──────── DATASET RECORDS
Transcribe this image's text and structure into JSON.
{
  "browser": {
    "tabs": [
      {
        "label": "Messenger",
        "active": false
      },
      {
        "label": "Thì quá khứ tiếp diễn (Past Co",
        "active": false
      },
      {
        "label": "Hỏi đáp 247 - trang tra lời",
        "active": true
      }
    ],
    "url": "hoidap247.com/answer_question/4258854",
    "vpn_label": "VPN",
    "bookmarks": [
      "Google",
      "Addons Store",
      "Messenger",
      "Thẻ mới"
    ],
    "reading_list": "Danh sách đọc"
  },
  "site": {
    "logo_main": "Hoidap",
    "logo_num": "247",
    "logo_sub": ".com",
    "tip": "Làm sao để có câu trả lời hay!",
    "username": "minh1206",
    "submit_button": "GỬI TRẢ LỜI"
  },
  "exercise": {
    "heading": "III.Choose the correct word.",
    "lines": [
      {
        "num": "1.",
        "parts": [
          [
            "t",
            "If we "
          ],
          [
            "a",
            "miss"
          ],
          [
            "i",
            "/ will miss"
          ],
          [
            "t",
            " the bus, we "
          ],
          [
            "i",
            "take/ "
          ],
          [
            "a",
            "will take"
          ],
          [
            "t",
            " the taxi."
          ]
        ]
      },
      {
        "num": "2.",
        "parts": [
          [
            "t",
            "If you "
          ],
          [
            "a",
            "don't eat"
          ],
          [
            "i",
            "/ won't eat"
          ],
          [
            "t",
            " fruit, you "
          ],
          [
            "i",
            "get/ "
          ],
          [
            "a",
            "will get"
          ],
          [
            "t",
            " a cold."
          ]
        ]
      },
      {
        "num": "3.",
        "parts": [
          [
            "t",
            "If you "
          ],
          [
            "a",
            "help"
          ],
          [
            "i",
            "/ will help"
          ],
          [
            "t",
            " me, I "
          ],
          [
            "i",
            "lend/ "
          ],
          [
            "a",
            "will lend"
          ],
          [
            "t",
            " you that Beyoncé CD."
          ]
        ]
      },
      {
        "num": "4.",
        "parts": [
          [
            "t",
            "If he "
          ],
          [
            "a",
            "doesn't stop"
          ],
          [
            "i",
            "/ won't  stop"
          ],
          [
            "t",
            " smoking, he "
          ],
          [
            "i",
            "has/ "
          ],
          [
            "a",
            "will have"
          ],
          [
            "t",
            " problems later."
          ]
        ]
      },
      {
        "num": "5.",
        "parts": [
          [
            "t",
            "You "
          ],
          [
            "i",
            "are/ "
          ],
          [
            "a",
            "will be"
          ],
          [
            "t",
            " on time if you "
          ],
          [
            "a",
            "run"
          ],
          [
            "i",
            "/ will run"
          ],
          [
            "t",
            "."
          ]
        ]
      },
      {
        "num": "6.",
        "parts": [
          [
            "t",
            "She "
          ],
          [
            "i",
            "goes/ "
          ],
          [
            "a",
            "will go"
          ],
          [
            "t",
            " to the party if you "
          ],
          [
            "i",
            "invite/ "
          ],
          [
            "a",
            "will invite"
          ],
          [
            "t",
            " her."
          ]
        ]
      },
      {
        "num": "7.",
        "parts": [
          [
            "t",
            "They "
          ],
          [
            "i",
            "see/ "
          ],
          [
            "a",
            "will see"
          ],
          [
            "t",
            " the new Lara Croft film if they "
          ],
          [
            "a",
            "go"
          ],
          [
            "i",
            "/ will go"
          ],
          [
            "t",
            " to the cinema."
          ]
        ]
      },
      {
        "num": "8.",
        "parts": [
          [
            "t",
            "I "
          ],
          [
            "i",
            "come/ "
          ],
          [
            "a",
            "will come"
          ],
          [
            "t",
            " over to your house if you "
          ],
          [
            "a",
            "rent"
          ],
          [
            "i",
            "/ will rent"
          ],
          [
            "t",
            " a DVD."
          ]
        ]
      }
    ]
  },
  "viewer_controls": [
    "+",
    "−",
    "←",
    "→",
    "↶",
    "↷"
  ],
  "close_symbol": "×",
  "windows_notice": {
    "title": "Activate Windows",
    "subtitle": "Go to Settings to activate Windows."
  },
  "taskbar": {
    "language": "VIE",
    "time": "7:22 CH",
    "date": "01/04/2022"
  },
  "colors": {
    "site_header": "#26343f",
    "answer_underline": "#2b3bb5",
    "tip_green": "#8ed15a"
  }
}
────────────────
◆ TASK PROMPT: Every entry should be printed again exactly as it stands.

◆ FULL RESPONSE:
Transcribe this image's text and structure into JSON.
{
  "browser": {
    "tabs": [
      {
        "label": "Messenger",
        "active": false
      },
      {
        "label": "Thì quá khứ tiếp diễn (Past Co",
        "active": false
      },
      {
        "label": "Hỏi đáp 247 - trang tra lời",
        "active": true
      }
    ],
    "url": "hoidap247.com/answer_question/4258854",
    "vpn_label": "VPN",
    "bookmarks": [
      "Google",
      "Addons Store",
      "Messenger",
      "Thẻ mới"
    ],
    "reading_list": "Danh sách đọc"
  },
  "site": {
    "logo_main": "Hoidap",
    "logo_num": "247",
    "logo_sub": ".com",
    "tip": "Làm sao để có câu trả lời hay!",
    "username": "minh1206",
    "submit_button": "GỬI TRẢ LỜI"
  },
  "exercise": {
    "heading": "III.Choose the correct word.",
    "lines": [
      {
        "num": "1.",
        "parts": [
          [
            "t",
            "If we "
          ],
          [
            "a",
            "miss"
          ],
          [
            "i",
            "/ will miss"
          ],
          [
            "t",
            " the bus, we "
          ],
          [
            "i",
            "take/ "
          ],
          [
            "a",
            "will take"
          ],
          [
            "t",
            " the taxi."
          ]
        ]
      },
      {
        "num": "2.",
        "parts": [
          [
            "t",
            "If you "
          ],
          [
            "a",
            "don't eat"
          ],
          [
            "i",
            "/ won't eat"
          ],
          [
            "t",
            " fruit, you "
          ],
          [
            "i",
            "get/ "
          ],
          [
            "a",
            "will get"
          ],
          [
            "t",
            " a cold."
          ]
        ]
      },
      {
        "num": "3.",
        "parts": [
          [
            "t",
            "If you "
          ],
          [
            "a",
            "help"
          ],
          [
            "i",
            "/ will help"
          ],
          [
            "t",
            " me, I "
          ],
          [
            "i",
            "lend/ "
          ],
          [
            "a",
            "will lend"
          ],
          [
            "t",
            " you that Beyoncé CD."
          ]
        ]
      },
      {
        "num": "4.",
        "parts": [
          [
            "t",
            "If he "
          ],
          [
            "a",
            "doesn't stop"
          ],
          [
            "i",
            "/ won't  stop"
          ],
          [
            "t",
            " smoking, he "
          ],
          [
            "i",
            "has/ "
          ],
          [
            "a",
            "will have"
          ],
          [
            "t",
            " problems later."
          ]
        ]
      },
      {
        "num": "5.",
        "parts": [
          [
            "t",
            "You "
          ],
          [
            "i",
            "are/ "
          ],
          [
            "a",
            "will be"
          ],
          [
            "t",
            " on time if you "
          ],
          [
            "a",
            "run"
          ],
          [
            "i",
            "/ will run"
          ],
          [
            "t",
            "."
          ]
        ]
      },
      {
        "num": "6.",
        "parts": [
          [
            "t",
            "She "
          ],
          [
            "i",
            "goes/ "
          ],
          [
            "a",
            "will go"
          ],
          [
            "t",
            " to the party if you "
          ],
          [
            "i",
            "invite/ "
          ],
          [
            "a",
            "will invite"
          ],
          [
            "t",
            " her."
          ]
        ]
      },
      {
        "num": "7.",
        "parts": [
          [
            "t",
            "They "
          ],
          [
            "i",
            "see/ "
          ],
          [
            "a",
            "will see"
          ],
          [
            "t",
            " the new Lara Croft film if they "
          ],
          [
            "a",
            "go"
          ],
          [
            "i",
            "/ will go"
          ],
          [
            "t",
            " to the cinema."
          ]
        ]
      },
      {
        "num": "8.",
        "parts": [
          [
            "t",
            "I "
          ],
          [
            "i",
            "come/ "
          ],
          [
            "a",
            "will come"
          ],
          [
            "t",
            " over to your house if you "
          ],
          [
            "a",
            "rent"
          ],
          [
            "i",
            "/ will rent"
          ],
          [
            "t",
            " a DVD."
          ]
        ]
      }
    ]
  },
  "viewer_controls": [
    "+",
    "−",
    "←",
    "→",
    "↶",
    "↷"
  ],
  "close_symbol": "×",
  "windows_notice": {
    "title": "Activate Windows",
    "subtitle": "Go to Settings to activate Windows."
  },
  "taskbar": {
    "language": "VIE",
    "time": "7:22 CH",
    "date": "01/04/2022"
  },
  "colors": {
    "site_header": "#26343f",
    "answer_underline": "#2b3bb5",
    "tip_green": "#8ed15a"
  }
}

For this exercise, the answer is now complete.